## EXERCISE AIM
Out of all the lines below, count those with the word "Forecast". Give the number only.

+-------+

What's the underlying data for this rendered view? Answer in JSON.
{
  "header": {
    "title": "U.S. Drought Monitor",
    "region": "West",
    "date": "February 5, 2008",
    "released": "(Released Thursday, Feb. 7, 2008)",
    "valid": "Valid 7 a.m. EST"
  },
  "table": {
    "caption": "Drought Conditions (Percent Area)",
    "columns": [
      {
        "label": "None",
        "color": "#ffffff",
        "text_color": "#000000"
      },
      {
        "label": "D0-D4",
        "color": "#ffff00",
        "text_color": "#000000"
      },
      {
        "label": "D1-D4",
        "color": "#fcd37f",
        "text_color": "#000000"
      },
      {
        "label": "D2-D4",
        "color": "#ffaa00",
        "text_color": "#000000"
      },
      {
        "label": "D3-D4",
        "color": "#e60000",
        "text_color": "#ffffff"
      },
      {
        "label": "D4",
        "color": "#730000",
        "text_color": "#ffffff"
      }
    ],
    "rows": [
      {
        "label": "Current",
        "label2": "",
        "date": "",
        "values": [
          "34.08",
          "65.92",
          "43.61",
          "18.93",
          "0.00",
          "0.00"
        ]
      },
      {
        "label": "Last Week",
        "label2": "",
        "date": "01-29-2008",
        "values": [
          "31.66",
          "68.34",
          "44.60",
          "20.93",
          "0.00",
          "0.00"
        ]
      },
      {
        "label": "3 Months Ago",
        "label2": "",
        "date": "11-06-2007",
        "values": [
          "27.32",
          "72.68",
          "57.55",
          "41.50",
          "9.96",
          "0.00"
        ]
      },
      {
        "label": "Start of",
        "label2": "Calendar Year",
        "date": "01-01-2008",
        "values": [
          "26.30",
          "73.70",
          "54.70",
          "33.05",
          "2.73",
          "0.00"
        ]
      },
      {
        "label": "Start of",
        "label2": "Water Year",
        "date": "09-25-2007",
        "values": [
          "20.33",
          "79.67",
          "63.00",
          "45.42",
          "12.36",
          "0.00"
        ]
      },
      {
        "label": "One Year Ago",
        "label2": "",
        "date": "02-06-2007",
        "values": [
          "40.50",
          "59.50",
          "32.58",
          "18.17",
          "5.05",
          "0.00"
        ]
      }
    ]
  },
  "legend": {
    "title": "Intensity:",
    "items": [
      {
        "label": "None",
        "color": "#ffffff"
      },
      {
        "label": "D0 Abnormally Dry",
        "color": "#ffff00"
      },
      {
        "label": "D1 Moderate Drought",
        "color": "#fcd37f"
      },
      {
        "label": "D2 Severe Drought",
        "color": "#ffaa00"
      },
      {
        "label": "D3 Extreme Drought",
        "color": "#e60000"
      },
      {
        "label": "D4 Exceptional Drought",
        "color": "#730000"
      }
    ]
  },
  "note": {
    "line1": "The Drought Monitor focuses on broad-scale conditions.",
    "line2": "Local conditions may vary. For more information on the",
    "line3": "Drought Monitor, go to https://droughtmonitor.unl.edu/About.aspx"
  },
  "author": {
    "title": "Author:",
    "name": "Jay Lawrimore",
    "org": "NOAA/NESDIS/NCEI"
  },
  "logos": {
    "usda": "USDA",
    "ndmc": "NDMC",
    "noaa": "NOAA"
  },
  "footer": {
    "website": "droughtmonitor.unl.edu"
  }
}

+-------+

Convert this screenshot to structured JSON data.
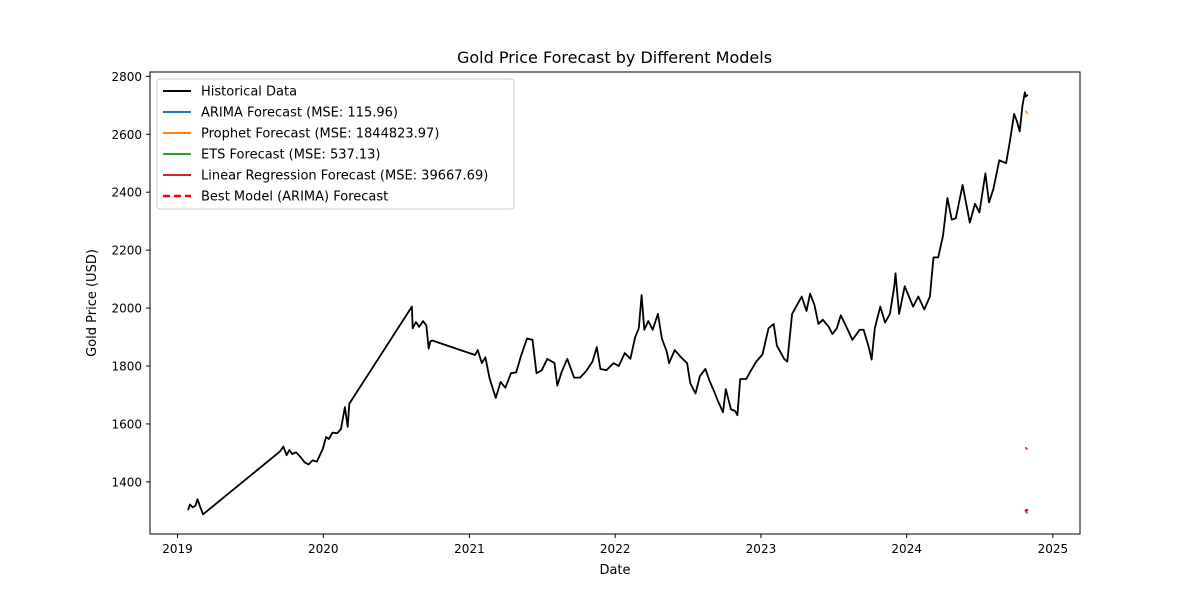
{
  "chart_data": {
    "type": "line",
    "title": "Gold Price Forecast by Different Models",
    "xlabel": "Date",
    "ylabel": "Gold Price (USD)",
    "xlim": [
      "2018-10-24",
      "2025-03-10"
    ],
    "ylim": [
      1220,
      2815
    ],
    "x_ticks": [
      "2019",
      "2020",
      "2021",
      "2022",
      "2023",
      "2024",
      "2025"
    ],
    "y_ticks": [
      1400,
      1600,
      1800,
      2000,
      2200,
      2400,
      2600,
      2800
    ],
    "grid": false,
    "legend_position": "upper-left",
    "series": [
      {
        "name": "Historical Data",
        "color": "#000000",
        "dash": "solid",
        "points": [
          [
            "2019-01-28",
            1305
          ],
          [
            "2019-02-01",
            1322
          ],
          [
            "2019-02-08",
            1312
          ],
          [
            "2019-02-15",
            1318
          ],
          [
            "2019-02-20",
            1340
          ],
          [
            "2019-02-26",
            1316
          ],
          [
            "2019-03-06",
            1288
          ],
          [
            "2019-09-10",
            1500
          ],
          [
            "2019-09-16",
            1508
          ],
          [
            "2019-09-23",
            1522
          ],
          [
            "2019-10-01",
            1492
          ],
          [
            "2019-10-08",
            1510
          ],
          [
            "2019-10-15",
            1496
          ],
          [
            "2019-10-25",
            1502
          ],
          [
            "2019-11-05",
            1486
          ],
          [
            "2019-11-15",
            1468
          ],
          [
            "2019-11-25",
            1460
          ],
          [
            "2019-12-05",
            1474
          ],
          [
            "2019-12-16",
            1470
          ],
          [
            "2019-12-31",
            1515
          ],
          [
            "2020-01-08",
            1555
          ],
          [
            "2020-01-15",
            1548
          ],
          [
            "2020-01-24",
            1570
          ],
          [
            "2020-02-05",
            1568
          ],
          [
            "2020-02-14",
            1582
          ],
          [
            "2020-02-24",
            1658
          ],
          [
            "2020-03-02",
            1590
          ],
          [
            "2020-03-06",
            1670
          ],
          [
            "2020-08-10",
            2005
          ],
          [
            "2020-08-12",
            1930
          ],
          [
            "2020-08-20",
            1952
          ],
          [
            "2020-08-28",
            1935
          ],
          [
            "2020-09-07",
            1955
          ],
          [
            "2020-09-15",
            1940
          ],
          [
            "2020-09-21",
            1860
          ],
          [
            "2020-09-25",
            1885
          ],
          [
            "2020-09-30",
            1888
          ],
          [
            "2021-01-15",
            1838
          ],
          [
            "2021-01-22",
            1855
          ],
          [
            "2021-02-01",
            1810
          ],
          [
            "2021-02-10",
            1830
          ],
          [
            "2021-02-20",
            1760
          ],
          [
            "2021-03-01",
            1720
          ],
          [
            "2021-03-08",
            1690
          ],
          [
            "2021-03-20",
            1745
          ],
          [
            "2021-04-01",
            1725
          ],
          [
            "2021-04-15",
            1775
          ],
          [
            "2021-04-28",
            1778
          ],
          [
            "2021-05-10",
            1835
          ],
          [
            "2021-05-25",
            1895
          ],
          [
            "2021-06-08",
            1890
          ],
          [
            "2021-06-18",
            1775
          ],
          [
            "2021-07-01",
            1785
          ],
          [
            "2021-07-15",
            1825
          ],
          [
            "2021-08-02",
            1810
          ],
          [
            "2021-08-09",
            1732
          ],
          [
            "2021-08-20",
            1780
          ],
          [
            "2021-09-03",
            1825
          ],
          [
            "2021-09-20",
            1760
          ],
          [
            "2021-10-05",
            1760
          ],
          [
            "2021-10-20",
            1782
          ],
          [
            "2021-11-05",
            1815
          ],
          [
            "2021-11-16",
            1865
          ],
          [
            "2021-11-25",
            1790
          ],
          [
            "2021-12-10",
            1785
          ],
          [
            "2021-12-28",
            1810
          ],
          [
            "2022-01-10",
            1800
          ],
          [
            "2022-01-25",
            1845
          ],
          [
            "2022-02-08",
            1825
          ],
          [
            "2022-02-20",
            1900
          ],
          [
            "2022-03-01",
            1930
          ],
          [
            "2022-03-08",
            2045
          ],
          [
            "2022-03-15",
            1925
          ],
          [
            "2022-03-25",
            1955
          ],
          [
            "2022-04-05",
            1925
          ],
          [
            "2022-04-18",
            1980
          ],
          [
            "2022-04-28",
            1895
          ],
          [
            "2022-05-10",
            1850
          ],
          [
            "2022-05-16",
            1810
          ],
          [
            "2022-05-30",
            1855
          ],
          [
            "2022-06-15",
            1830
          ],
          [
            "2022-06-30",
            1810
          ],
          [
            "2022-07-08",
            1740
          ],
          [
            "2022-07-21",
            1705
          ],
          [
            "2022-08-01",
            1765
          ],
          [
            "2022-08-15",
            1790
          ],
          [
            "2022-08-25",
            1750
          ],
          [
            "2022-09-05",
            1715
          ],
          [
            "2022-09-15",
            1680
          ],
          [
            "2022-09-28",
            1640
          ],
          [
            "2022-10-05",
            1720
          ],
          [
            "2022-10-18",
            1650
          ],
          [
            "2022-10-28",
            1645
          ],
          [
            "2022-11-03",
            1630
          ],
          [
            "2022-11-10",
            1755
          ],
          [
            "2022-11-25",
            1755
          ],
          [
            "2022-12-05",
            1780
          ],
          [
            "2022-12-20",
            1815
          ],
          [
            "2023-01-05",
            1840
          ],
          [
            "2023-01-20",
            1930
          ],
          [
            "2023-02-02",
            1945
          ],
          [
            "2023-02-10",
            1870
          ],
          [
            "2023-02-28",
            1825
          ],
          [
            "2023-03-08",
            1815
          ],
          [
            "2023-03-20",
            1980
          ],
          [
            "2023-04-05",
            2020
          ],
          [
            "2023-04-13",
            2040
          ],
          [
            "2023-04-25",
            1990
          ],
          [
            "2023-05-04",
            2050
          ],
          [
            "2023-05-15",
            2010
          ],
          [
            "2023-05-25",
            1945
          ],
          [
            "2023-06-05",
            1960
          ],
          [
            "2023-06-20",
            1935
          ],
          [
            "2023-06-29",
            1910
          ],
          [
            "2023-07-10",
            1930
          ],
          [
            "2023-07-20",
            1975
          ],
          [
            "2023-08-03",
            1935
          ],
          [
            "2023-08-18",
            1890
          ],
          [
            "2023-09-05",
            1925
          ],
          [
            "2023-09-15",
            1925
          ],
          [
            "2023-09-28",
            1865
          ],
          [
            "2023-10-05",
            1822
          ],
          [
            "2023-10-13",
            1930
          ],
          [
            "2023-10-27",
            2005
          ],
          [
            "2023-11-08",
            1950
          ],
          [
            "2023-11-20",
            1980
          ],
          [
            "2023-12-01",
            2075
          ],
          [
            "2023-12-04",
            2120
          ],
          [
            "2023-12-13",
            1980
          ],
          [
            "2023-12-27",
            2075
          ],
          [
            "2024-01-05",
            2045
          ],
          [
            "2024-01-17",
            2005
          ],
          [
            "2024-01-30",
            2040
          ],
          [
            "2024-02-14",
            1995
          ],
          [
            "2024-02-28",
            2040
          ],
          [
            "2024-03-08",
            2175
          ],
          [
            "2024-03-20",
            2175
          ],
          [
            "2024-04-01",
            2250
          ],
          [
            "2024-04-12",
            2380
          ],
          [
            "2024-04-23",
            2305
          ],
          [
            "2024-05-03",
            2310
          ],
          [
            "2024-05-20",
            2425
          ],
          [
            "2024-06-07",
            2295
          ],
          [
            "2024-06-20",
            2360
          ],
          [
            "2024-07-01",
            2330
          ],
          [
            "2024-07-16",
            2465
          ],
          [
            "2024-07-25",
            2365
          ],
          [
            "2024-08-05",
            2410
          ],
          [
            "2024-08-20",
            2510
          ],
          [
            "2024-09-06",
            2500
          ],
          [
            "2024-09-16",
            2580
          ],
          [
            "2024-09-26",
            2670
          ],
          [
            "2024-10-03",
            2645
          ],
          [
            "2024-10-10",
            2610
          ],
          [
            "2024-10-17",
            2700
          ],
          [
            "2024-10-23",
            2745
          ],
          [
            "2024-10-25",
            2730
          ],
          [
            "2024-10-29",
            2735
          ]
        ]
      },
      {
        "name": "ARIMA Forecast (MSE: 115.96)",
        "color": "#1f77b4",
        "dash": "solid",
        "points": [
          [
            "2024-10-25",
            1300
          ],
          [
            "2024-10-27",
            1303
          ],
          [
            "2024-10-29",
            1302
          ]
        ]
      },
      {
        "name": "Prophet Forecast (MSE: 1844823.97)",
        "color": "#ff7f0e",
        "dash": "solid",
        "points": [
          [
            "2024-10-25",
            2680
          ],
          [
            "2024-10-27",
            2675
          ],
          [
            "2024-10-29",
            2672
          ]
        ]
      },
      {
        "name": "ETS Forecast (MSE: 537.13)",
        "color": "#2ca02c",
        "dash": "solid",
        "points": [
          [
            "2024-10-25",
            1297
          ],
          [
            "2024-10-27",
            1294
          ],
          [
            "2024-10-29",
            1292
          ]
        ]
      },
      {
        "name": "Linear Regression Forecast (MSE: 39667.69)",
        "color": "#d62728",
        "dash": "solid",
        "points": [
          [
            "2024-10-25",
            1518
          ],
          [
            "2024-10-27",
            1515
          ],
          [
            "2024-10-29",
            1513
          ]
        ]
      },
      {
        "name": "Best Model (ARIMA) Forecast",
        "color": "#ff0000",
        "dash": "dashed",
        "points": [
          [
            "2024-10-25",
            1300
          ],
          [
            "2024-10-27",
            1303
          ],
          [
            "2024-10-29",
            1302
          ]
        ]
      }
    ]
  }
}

+-------+

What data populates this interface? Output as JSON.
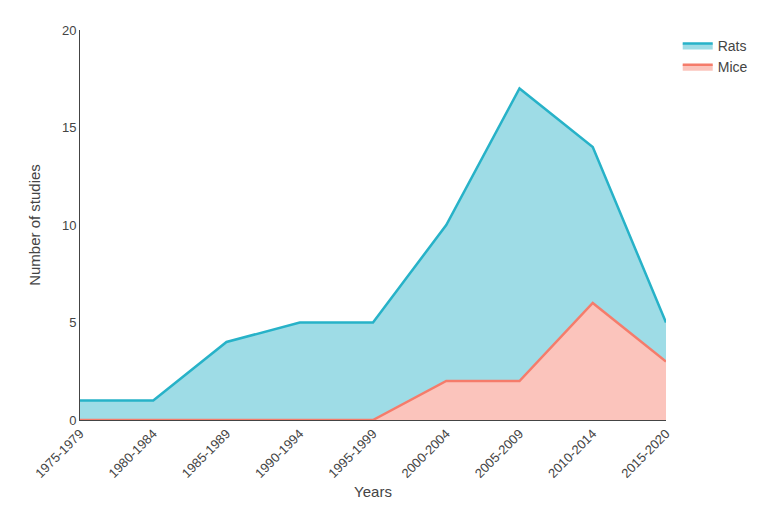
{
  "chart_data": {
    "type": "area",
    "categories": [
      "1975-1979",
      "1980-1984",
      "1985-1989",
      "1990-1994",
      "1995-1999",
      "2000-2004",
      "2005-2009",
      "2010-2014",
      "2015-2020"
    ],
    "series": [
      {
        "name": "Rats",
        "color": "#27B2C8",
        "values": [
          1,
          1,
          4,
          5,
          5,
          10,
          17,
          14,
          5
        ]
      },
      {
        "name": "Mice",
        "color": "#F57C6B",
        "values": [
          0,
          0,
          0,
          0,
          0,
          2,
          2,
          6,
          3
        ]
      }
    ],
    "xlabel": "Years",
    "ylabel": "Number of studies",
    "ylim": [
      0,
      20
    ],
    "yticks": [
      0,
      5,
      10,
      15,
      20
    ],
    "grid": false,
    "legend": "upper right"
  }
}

+-------+

## REPLY TO THE EXERCISE
6